→ **Provided information**
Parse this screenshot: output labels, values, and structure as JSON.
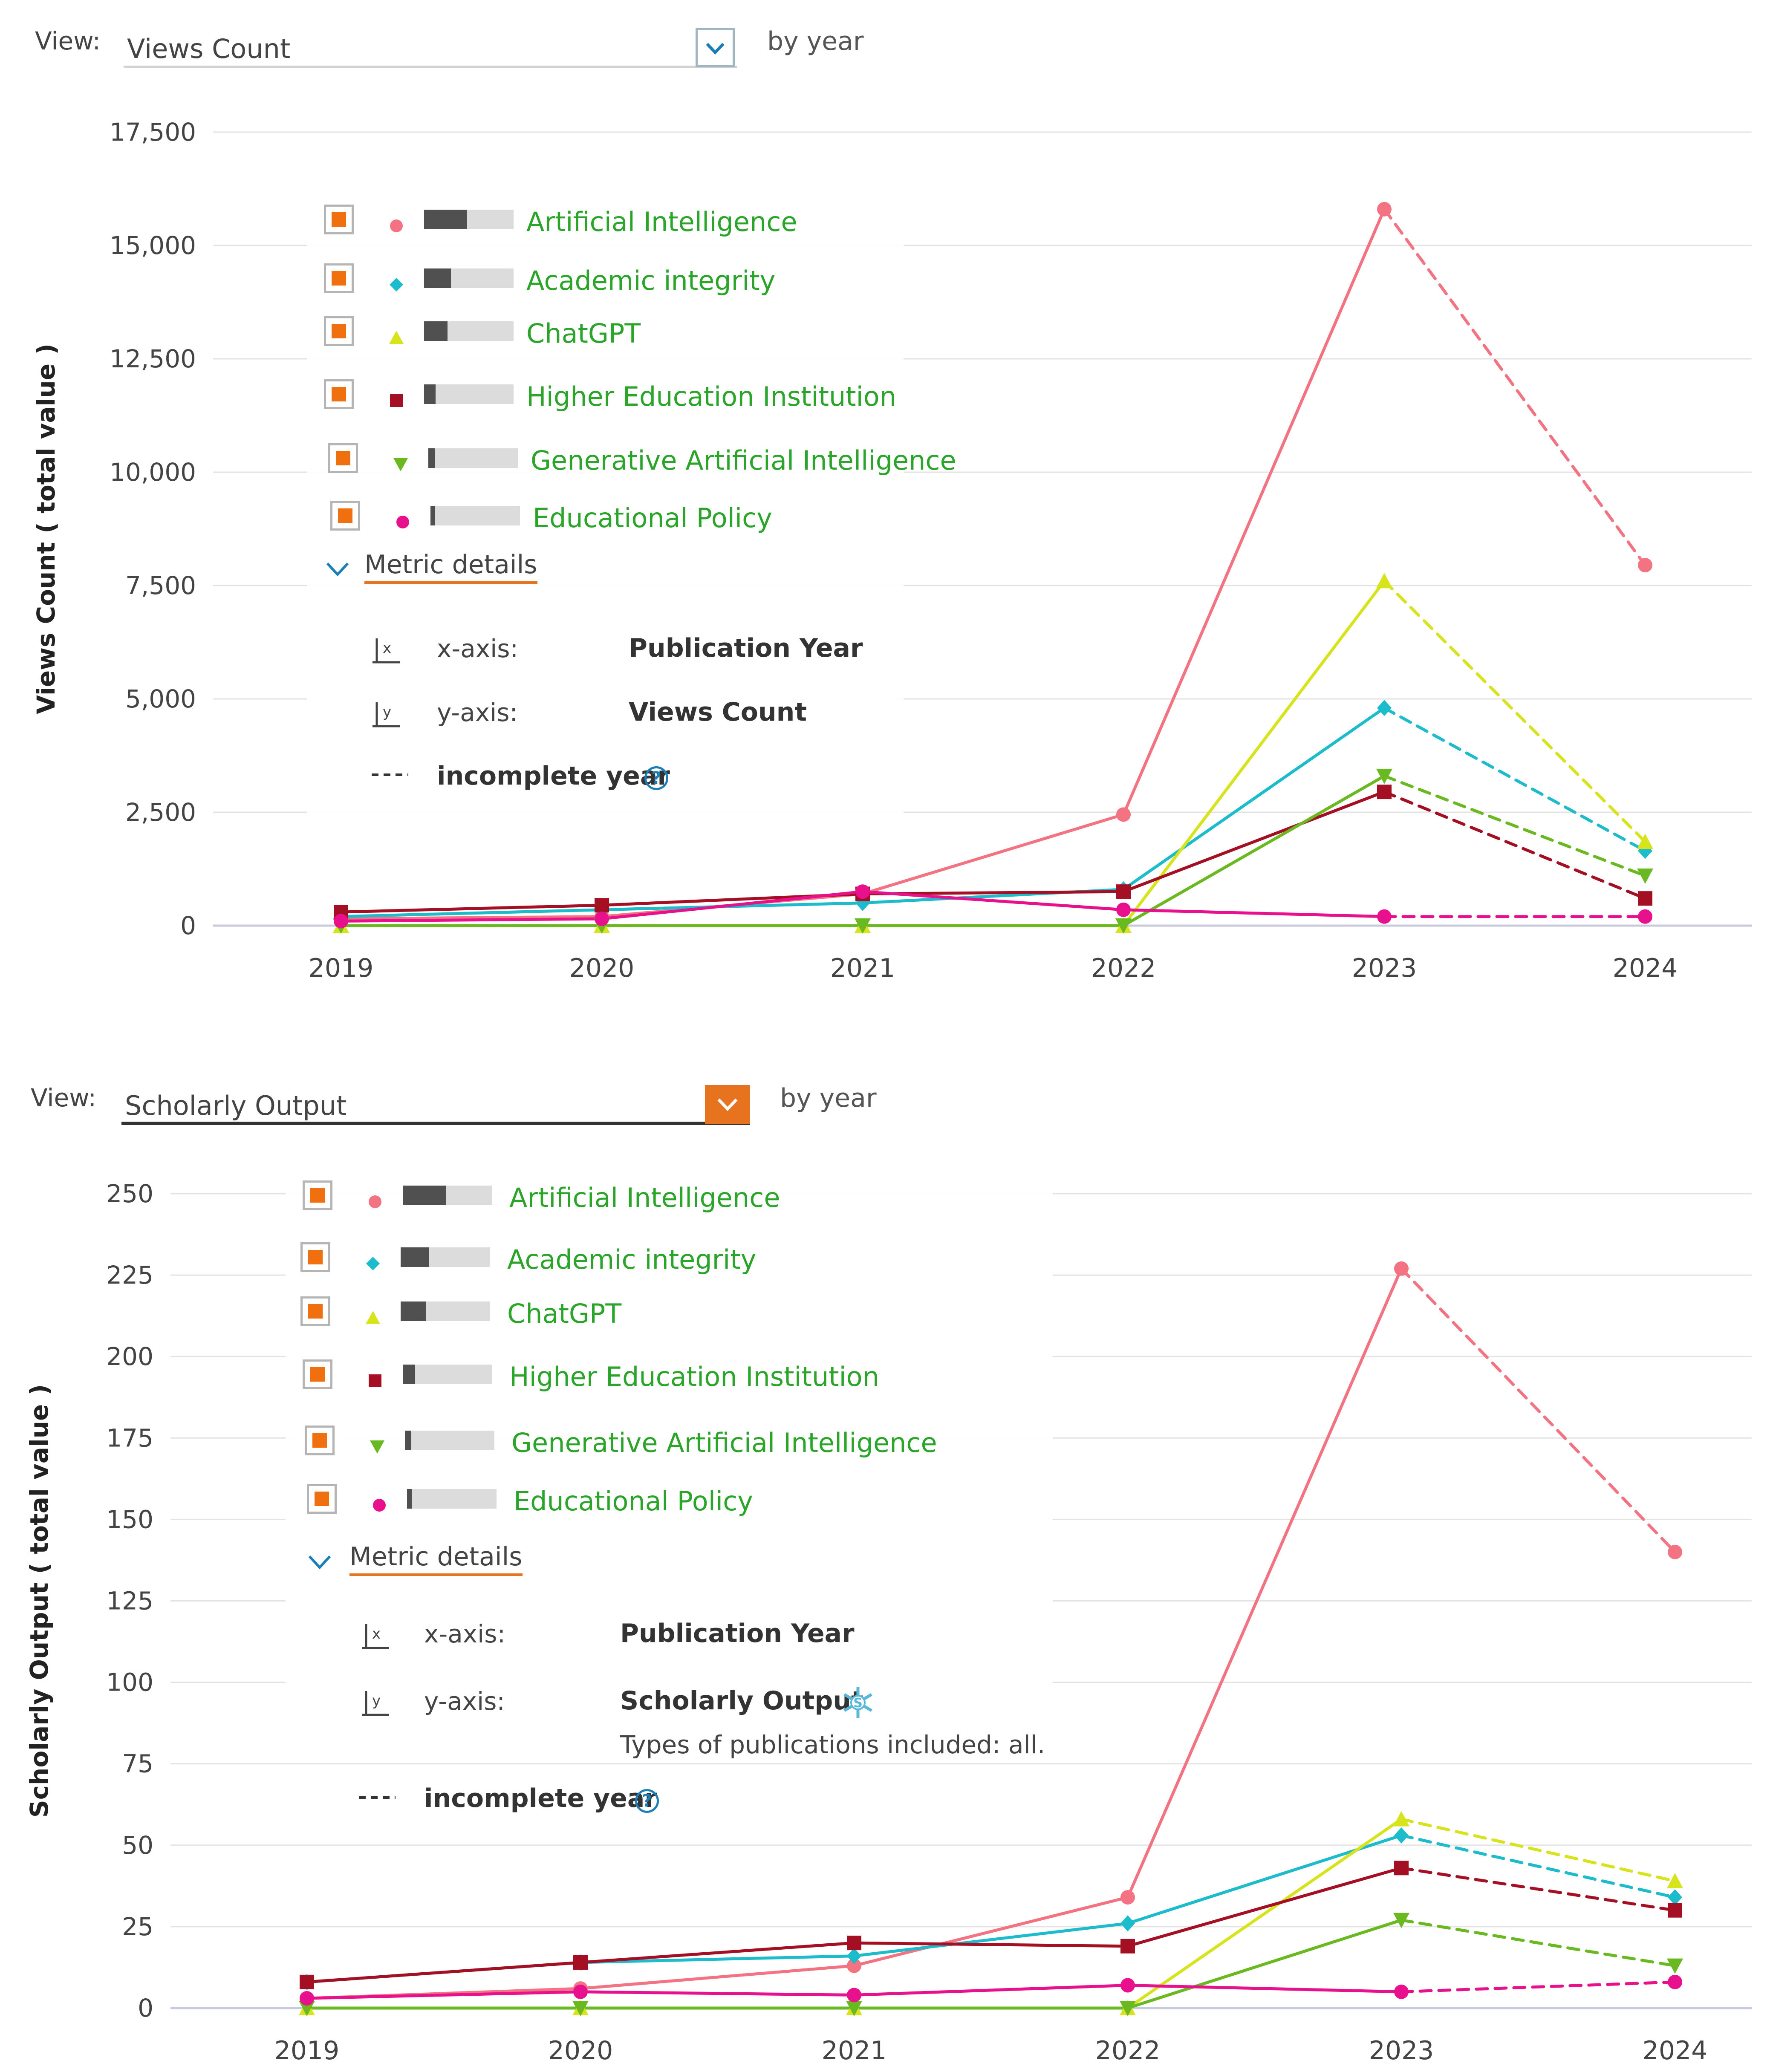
{
  "panels": [
    {
      "view_label": "View:",
      "selected_metric": "Views Count",
      "by_year_label": "by year",
      "legend": [
        {
          "label": "Artificial Intelligence",
          "marker": "circle-icon",
          "color": "#f47382",
          "bar_fraction": 0.48
        },
        {
          "label": "Academic integrity",
          "marker": "diamond-icon",
          "color": "#1cbccc",
          "bar_fraction": 0.3
        },
        {
          "label": "ChatGPT",
          "marker": "triangle-up-icon",
          "color": "#d7e41c",
          "bar_fraction": 0.26
        },
        {
          "label": "Higher Education Institution",
          "marker": "square-icon",
          "color": "#a50f23",
          "bar_fraction": 0.13
        },
        {
          "label": "Generative Artificial Intelligence",
          "marker": "triangle-down-icon",
          "color": "#6ab921",
          "bar_fraction": 0.07
        },
        {
          "label": "Educational Policy",
          "marker": "circle-icon",
          "color": "#e8108d",
          "bar_fraction": 0.05
        }
      ],
      "metric_details": {
        "header": "Metric details",
        "x_axis_label": "x-axis:",
        "x_axis_value": "Publication Year",
        "y_axis_label": "y-axis:",
        "y_axis_value": "Views Count",
        "incomplete_label": "incomplete year",
        "help_glyph": "?"
      }
    },
    {
      "view_label": "View:",
      "selected_metric": "Scholarly Output",
      "by_year_label": "by year",
      "legend": [
        {
          "label": "Artificial Intelligence",
          "marker": "circle-icon",
          "color": "#f47382",
          "bar_fraction": 0.48
        },
        {
          "label": "Academic integrity",
          "marker": "diamond-icon",
          "color": "#1cbccc",
          "bar_fraction": 0.32
        },
        {
          "label": "ChatGPT",
          "marker": "triangle-up-icon",
          "color": "#d7e41c",
          "bar_fraction": 0.28
        },
        {
          "label": "Higher Education Institution",
          "marker": "square-icon",
          "color": "#a50f23",
          "bar_fraction": 0.14
        },
        {
          "label": "Generative Artificial Intelligence",
          "marker": "triangle-down-icon",
          "color": "#6ab921",
          "bar_fraction": 0.07
        },
        {
          "label": "Educational Policy",
          "marker": "circle-icon",
          "color": "#e8108d",
          "bar_fraction": 0.05
        }
      ],
      "metric_details": {
        "header": "Metric details",
        "x_axis_label": "x-axis:",
        "x_axis_value": "Publication Year",
        "y_axis_label": "y-axis:",
        "y_axis_value": "Scholarly Output",
        "y_axis_note": "Types of publications included: all.",
        "incomplete_label": "incomplete year",
        "help_glyph": "?"
      }
    }
  ],
  "chart_data": [
    {
      "type": "line",
      "ylabel": "Views Count ( total value )",
      "x": [
        "2019",
        "2020",
        "2021",
        "2022",
        "2023",
        "2024"
      ],
      "ylim": [
        0,
        17500
      ],
      "yticks": [
        0,
        2500,
        5000,
        7500,
        10000,
        12500,
        15000,
        17500
      ],
      "ytick_labels": [
        "0",
        "2,500",
        "5,000",
        "7,500",
        "10,000",
        "12,500",
        "15,000",
        "17,500"
      ],
      "incomplete_from_year": "2023",
      "grid": true,
      "series": [
        {
          "name": "Artificial Intelligence",
          "marker": "circle",
          "color": "#f47382",
          "values": [
            150,
            200,
            700,
            2450,
            15800,
            7950
          ]
        },
        {
          "name": "Academic integrity",
          "marker": "diamond",
          "color": "#1cbccc",
          "values": [
            200,
            350,
            500,
            800,
            4800,
            1650
          ]
        },
        {
          "name": "ChatGPT",
          "marker": "triangle-up",
          "color": "#d7e41c",
          "values": [
            0,
            0,
            0,
            0,
            7600,
            1850
          ]
        },
        {
          "name": "Higher Education Institution",
          "marker": "square",
          "color": "#a50f23",
          "values": [
            300,
            450,
            700,
            750,
            2950,
            600
          ]
        },
        {
          "name": "Generative Artificial Intelligence",
          "marker": "triangle-down",
          "color": "#6ab921",
          "values": [
            0,
            0,
            0,
            0,
            3300,
            1100
          ]
        },
        {
          "name": "Educational Policy",
          "marker": "circle",
          "color": "#e8108d",
          "values": [
            100,
            150,
            750,
            350,
            200,
            200
          ]
        }
      ]
    },
    {
      "type": "line",
      "ylabel": "Scholarly Output ( total value )",
      "x": [
        "2019",
        "2020",
        "2021",
        "2022",
        "2023",
        "2024"
      ],
      "ylim": [
        0,
        250
      ],
      "yticks": [
        0,
        25,
        50,
        75,
        100,
        125,
        150,
        175,
        200,
        225,
        250
      ],
      "ytick_labels": [
        "0",
        "25",
        "50",
        "75",
        "100",
        "125",
        "150",
        "175",
        "200",
        "225",
        "250"
      ],
      "incomplete_from_year": "2023",
      "grid": true,
      "series": [
        {
          "name": "Artificial Intelligence",
          "marker": "circle",
          "color": "#f47382",
          "values": [
            3,
            6,
            13,
            34,
            227,
            140
          ]
        },
        {
          "name": "Academic integrity",
          "marker": "diamond",
          "color": "#1cbccc",
          "values": [
            8,
            14,
            16,
            26,
            53,
            34
          ]
        },
        {
          "name": "ChatGPT",
          "marker": "triangle-up",
          "color": "#d7e41c",
          "values": [
            0,
            0,
            0,
            0,
            58,
            39
          ]
        },
        {
          "name": "Higher Education Institution",
          "marker": "square",
          "color": "#a50f23",
          "values": [
            8,
            14,
            20,
            19,
            43,
            30
          ]
        },
        {
          "name": "Generative Artificial Intelligence",
          "marker": "triangle-down",
          "color": "#6ab921",
          "values": [
            0,
            0,
            0,
            0,
            27,
            13
          ]
        },
        {
          "name": "Educational Policy",
          "marker": "circle",
          "color": "#e8108d",
          "values": [
            3,
            5,
            4,
            7,
            5,
            8
          ]
        }
      ]
    }
  ]
}
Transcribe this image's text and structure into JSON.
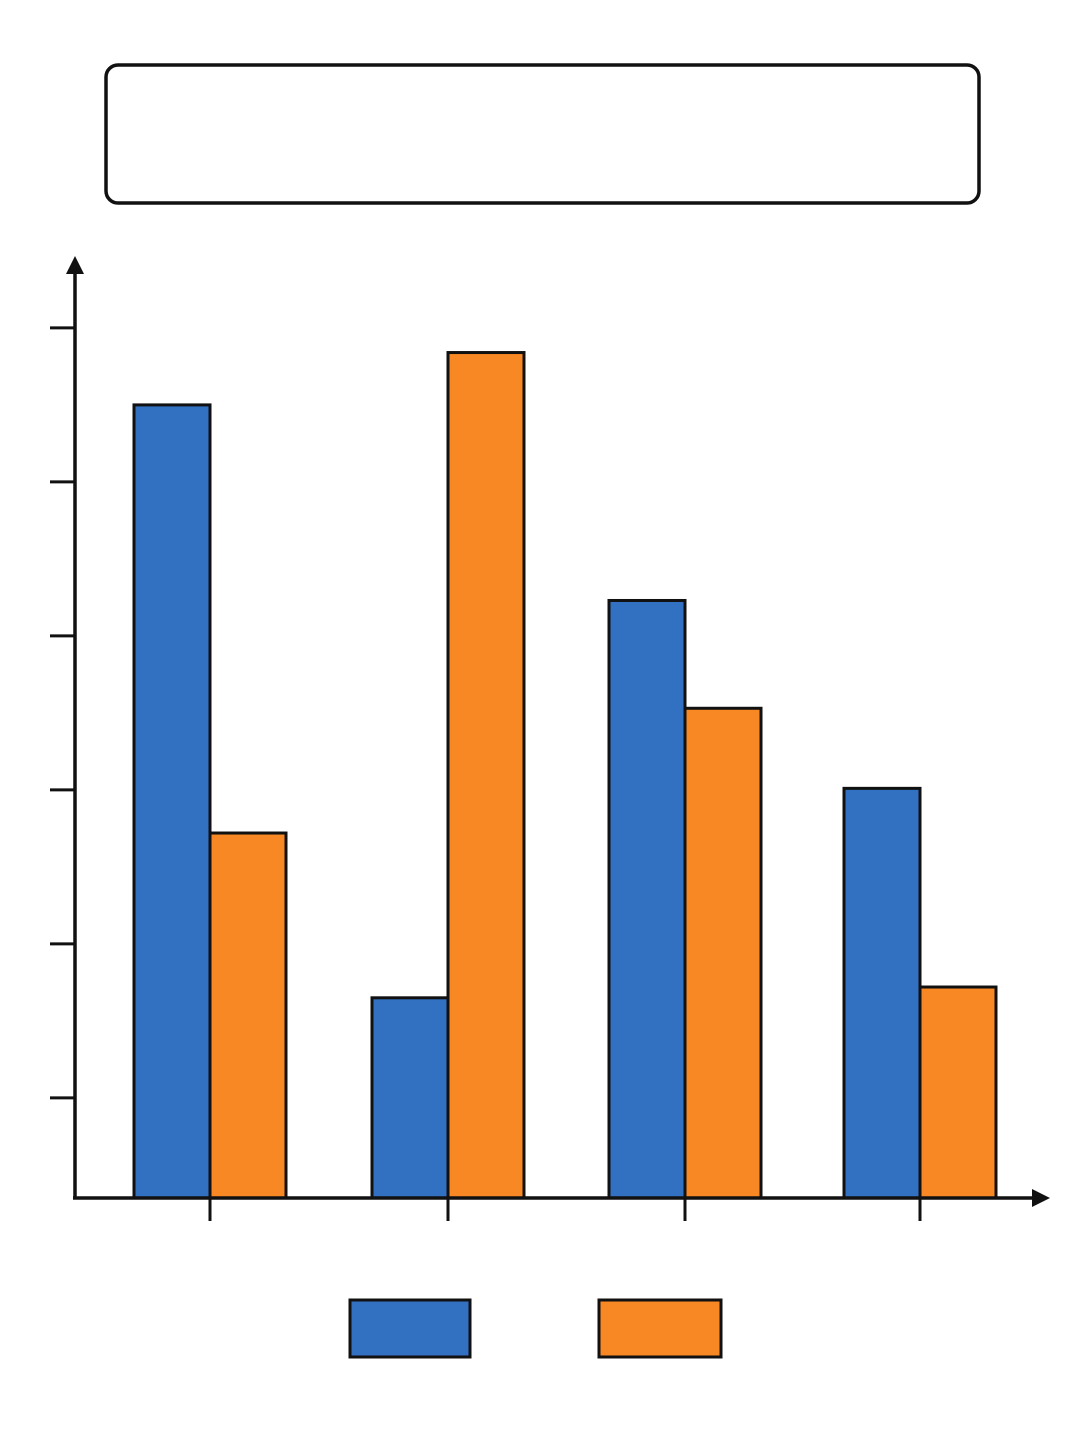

→ **Brief**
What is the number of lines that contain "structure"? Reply with that number alone.

→ **Task solution**
2